── Task inputs

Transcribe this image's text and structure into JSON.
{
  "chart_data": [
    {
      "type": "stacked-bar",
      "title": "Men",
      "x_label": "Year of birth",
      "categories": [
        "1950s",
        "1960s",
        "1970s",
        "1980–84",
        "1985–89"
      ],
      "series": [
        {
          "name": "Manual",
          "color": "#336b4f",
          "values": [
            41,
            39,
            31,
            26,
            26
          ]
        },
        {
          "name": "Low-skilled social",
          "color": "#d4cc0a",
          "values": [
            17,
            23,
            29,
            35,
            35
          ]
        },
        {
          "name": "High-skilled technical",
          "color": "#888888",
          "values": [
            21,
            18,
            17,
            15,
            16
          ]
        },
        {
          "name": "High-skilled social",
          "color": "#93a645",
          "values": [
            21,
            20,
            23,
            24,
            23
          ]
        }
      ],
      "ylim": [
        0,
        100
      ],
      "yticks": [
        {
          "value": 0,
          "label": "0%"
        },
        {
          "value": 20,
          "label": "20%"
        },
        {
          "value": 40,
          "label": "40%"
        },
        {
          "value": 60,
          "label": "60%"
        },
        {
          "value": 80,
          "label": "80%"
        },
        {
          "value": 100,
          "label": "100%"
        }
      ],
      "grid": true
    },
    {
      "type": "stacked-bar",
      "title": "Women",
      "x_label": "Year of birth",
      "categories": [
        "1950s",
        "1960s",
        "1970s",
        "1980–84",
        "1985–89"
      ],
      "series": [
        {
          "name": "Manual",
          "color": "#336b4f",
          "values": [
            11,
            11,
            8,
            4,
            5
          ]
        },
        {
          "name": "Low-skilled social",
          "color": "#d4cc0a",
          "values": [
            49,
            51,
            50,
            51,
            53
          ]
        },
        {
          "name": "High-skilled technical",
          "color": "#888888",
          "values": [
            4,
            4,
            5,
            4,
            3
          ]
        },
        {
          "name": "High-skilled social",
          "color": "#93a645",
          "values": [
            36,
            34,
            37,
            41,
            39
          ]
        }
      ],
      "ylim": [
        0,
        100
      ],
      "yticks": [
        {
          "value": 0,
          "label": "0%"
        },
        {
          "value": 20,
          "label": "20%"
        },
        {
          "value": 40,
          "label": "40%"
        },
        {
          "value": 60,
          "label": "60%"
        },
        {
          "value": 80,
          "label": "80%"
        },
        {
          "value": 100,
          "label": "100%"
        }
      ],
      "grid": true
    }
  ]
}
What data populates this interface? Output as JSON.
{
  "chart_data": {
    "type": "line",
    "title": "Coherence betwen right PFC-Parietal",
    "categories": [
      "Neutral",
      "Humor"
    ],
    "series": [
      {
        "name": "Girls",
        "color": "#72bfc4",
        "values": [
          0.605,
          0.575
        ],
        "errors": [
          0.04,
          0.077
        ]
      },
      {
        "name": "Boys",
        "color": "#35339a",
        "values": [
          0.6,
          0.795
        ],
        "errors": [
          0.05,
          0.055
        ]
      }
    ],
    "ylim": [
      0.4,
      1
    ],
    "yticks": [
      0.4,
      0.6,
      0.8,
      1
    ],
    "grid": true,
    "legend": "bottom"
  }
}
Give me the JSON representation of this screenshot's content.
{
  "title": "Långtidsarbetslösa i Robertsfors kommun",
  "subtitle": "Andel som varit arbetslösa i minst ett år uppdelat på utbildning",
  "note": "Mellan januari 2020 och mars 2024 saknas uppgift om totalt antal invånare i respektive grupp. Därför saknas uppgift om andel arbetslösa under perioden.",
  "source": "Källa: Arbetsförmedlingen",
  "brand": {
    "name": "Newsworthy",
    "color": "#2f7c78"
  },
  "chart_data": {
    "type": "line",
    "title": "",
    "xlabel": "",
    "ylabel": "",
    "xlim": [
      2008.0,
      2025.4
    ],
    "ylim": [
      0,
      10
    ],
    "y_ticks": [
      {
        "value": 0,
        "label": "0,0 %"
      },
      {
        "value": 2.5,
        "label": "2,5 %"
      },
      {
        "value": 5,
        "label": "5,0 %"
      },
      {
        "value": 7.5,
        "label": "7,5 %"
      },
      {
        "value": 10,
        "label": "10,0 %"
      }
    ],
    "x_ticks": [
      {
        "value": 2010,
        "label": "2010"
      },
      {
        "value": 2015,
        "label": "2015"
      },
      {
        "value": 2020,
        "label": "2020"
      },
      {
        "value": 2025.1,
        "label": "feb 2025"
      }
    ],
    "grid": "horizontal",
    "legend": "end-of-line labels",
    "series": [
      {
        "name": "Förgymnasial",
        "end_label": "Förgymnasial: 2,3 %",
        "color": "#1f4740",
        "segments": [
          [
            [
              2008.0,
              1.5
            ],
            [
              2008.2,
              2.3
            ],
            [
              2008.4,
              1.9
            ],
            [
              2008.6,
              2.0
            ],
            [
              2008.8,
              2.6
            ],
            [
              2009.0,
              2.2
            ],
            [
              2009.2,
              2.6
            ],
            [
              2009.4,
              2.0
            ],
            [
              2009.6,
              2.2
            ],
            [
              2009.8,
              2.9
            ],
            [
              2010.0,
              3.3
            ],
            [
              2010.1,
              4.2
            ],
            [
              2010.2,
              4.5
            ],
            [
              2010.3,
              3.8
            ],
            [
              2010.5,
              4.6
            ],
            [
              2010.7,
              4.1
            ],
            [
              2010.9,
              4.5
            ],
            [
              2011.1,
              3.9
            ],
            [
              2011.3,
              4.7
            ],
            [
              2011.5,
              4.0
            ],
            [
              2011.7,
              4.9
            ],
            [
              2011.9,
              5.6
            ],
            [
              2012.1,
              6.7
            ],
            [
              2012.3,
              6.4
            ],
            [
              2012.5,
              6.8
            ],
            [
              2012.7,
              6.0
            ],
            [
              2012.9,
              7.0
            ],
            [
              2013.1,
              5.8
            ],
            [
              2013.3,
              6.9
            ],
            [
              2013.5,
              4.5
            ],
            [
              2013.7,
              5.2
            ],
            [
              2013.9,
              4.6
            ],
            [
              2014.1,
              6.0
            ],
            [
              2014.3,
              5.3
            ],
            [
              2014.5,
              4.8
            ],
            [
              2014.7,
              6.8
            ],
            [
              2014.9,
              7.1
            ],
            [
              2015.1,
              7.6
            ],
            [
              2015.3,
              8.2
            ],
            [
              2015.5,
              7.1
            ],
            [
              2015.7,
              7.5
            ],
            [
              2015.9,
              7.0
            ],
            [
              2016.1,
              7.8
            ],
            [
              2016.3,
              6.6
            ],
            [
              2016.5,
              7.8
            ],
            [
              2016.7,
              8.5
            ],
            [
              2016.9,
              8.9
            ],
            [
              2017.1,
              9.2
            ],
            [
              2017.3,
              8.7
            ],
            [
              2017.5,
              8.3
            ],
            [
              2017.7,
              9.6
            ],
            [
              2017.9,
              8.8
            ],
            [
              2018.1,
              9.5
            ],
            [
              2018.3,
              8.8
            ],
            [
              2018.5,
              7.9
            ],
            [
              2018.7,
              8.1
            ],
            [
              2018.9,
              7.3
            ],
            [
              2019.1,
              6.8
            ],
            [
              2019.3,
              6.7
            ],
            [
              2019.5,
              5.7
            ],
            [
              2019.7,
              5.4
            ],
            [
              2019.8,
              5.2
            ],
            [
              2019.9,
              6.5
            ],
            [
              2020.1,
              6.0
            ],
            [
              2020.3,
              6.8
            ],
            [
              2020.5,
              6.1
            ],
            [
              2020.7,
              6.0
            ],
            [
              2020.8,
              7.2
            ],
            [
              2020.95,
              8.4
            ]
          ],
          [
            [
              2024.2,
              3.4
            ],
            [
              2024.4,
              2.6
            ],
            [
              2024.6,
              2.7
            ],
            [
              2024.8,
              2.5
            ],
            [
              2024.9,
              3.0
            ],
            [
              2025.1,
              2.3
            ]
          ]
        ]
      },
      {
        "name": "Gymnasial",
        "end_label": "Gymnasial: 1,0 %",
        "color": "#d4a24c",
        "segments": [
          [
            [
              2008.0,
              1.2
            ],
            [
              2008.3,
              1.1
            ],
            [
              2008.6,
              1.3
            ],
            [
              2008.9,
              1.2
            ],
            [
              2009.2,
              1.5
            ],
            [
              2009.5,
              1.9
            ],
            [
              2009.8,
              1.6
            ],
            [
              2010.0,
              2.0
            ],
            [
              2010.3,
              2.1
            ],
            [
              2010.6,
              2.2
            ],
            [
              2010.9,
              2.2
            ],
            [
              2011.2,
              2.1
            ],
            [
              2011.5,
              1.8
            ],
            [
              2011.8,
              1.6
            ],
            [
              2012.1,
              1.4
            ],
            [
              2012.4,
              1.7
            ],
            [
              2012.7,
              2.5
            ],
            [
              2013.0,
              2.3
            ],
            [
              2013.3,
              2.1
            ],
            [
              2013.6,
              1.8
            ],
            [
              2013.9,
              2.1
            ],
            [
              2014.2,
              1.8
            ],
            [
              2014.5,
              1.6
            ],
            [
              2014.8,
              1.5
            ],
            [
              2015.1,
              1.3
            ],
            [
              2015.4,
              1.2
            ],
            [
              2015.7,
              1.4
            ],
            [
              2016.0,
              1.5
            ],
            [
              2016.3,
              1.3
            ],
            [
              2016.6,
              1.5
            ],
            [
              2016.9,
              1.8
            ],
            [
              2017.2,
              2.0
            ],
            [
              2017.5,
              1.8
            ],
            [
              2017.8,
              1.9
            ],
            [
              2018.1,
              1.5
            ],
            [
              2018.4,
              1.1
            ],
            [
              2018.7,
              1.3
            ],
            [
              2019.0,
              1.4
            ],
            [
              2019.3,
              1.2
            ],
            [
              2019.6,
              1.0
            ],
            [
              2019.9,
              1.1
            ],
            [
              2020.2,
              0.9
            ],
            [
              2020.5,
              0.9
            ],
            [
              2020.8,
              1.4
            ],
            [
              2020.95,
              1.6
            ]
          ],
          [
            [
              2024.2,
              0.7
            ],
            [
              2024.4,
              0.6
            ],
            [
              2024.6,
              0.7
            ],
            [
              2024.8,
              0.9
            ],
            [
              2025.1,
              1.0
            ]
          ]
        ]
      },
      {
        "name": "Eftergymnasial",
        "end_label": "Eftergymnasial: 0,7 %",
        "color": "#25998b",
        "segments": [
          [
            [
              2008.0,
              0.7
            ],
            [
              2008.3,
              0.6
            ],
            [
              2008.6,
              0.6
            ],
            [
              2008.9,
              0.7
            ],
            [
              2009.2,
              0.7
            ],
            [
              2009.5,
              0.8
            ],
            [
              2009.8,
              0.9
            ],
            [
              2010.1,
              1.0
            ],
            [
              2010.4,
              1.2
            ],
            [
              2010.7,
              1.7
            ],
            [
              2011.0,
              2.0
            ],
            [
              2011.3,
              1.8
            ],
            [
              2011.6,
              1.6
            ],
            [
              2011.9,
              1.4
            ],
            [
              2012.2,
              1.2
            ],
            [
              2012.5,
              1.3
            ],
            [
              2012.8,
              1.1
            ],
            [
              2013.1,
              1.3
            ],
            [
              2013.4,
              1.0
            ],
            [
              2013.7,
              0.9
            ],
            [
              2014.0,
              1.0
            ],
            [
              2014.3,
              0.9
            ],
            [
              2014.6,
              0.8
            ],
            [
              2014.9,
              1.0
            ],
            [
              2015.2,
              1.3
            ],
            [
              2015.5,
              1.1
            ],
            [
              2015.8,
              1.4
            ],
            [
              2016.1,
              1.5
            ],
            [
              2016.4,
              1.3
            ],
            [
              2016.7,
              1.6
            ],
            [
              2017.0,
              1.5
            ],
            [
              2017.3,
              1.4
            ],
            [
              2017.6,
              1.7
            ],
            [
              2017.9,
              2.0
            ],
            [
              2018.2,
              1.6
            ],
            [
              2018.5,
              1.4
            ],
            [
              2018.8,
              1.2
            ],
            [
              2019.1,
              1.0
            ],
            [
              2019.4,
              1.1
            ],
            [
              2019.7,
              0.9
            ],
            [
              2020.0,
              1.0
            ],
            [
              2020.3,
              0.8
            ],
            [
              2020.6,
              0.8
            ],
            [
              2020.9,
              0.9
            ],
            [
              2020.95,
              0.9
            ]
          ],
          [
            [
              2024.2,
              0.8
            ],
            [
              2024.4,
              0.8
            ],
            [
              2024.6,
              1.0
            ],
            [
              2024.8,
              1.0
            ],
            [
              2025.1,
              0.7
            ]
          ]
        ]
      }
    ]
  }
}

────

#### Set exercise
Which lines include the word "Eftergymnasial"? List them all.

#### Answer for the task
        "name": "Eftergymnasial",
        "end_label": "Eftergymnasial: 0,7 %",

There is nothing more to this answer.